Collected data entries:
+ + + + +

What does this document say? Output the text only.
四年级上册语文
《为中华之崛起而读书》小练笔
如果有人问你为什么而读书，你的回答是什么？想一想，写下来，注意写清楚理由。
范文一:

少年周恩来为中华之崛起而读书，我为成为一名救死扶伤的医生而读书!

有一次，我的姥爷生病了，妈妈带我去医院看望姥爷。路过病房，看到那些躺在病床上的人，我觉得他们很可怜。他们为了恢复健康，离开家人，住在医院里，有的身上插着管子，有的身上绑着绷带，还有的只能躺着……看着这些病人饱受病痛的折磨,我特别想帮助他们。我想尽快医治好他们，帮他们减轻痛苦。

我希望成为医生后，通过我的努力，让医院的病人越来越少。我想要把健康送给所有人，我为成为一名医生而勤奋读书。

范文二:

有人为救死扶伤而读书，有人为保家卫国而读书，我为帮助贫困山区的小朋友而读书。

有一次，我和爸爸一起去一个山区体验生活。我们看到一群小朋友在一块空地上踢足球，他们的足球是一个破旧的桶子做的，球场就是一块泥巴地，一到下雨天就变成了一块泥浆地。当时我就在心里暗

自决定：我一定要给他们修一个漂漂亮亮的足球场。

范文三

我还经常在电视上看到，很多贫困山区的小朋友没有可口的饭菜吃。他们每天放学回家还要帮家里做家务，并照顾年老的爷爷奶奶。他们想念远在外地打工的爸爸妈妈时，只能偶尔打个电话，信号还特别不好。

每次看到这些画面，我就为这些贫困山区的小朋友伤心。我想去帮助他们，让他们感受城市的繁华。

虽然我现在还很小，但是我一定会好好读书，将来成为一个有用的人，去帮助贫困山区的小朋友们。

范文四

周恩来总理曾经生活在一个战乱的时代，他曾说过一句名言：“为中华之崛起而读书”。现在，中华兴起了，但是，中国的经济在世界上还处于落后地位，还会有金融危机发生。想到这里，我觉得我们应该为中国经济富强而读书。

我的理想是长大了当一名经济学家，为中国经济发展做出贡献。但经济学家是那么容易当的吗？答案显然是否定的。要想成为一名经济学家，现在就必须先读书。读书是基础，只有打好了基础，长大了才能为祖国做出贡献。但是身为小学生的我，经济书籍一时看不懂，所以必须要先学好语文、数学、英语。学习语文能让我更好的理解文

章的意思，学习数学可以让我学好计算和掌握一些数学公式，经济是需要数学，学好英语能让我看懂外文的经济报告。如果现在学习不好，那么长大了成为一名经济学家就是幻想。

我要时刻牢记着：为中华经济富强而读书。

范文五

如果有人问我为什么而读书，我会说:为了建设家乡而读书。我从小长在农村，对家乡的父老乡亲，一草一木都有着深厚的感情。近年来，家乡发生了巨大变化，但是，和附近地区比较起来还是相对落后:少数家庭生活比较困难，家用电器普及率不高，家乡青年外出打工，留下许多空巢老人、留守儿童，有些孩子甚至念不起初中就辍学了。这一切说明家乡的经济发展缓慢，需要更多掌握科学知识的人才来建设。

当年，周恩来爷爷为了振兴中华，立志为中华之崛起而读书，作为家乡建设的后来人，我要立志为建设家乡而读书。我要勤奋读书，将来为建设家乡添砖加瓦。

+ + + + +

PROMPT = Using the listing above, reproduce each line without omission.

WRITTEN ANSWER =
What does this document say? Output the text only.
四年级上册语文
《为中华之崛起而读书》小练笔
如果有人问你为什么而读书，你的回答是什么？想一想，写下来，注意写清楚理由。
范文一:

少年周恩来为中华之崛起而读书，我为成为一名救死扶伤的医生而读书!

有一次，我的姥爷生病了，妈妈带我去医院看望姥爷。路过病房，看到那些躺在病床上的人，我觉得他们很可怜。他们为了恢复健康，离开家人，住在医院里，有的身上插着管子，有的身上绑着绷带，还有的只能躺着……看着这些病人饱受病痛的折磨,我特别想帮助他们。我想尽快医治好他们，帮他们减轻痛苦。

我希望成为医生后，通过我的努力，让医院的病人越来越少。我想要把健康送给所有人，我为成为一名医生而勤奋读书。

范文二:

有人为救死扶伤而读书，有人为保家卫国而读书，我为帮助贫困山区的小朋友而读书。

有一次，我和爸爸一起去一个山区体验生活。我们看到一群小朋友在一块空地上踢足球，他们的足球是一个破旧的桶子做的，球场就是一块泥巴地，一到下雨天就变成了一块泥浆地。当时我就在心里暗

自决定：我一定要给他们修一个漂漂亮亮的足球场。

范文三

我还经常在电视上看到，很多贫困山区的小朋友没有可口的饭菜吃。他们每天放学回家还要帮家里做家务，并照顾年老的爷爷奶奶。他们想念远在外地打工的爸爸妈妈时，只能偶尔打个电话，信号还特别不好。

每次看到这些画面，我就为这些贫困山区的小朋友伤心。我想去帮助他们，让他们感受城市的繁华。

虽然我现在还很小，但是我一定会好好读书，将来成为一个有用的人，去帮助贫困山区的小朋友们。

范文四

周恩来总理曾经生活在一个战乱的时代，他曾说过一句名言：“为中华之崛起而读书”。现在，中华兴起了，但是，中国的经济在世界上还处于落后地位，还会有金融危机发生。想到这里，我觉得我们应该为中国经济富强而读书。

我的理想是长大了当一名经济学家，为中国经济发展做出贡献。但经济学家是那么容易当的吗？答案显然是否定的。要想成为一名经济学家，现在就必须先读书。读书是基础，只有打好了基础，长大了才能为祖国做出贡献。但是身为小学生的我，经济书籍一时看不懂，所以必须要先学好语文、数学、英语。学习语文能让我更好的理解文

章的意思，学习数学可以让我学好计算和掌握一些数学公式，经济是需要数学，学好英语能让我看懂外文的经济报告。如果现在学习不好，那么长大了成为一名经济学家就是幻想。

我要时刻牢记着：为中华经济富强而读书。

范文五

如果有人问我为什么而读书，我会说:为了建设家乡而读书。我从小长在农村，对家乡的父老乡亲，一草一木都有着深厚的感情。近年来，家乡发生了巨大变化，但是，和附近地区比较起来还是相对落后:少数家庭生活比较困难，家用电器普及率不高，家乡青年外出打工，留下许多空巢老人、留守儿童，有些孩子甚至念不起初中就辍学了。这一切说明家乡的经济发展缓慢，需要更多掌握科学知识的人才来建设。

当年，周恩来爷爷为了振兴中华，立志为中华之崛起而读书，作为家乡建设的后来人，我要立志为建设家乡而读书。我要勤奋读书，将来为建设家乡添砖加瓦。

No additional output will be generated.